→ **WHAT IS EXPECTED**
Every line that contains the word "Marie" should be copied.
- - -
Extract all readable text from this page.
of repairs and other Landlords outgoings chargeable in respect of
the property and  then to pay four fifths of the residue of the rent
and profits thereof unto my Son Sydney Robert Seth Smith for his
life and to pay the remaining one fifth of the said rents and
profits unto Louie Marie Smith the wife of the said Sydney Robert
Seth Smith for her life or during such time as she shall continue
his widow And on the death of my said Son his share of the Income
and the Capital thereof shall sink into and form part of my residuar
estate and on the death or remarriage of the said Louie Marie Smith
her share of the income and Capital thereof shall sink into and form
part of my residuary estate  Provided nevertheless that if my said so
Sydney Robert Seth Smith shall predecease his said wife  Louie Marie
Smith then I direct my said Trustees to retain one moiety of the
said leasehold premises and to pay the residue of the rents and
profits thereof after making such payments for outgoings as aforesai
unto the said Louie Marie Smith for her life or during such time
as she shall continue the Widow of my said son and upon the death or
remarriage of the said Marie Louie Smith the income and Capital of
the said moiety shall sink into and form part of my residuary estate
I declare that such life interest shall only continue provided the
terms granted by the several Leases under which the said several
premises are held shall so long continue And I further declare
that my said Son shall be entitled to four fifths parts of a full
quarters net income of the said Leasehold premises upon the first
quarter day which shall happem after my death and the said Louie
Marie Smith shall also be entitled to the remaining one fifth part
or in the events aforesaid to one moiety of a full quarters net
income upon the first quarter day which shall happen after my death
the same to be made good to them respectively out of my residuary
- - -
→ **RESULT FOR THIS TASK**
profits unto Louie Marie Smith the wife of the said Sydney Robert
estate and on the death or remarriage of the said Louie Marie Smith
Sydney Robert Seth Smith shall predecease his said wife  Louie Marie
unto the said Louie Marie Smith for her life or during such time
remarriage of the said Marie Louie Smith the income and Capital of
Marie Smith shall also be entitled to the remaining one fifth part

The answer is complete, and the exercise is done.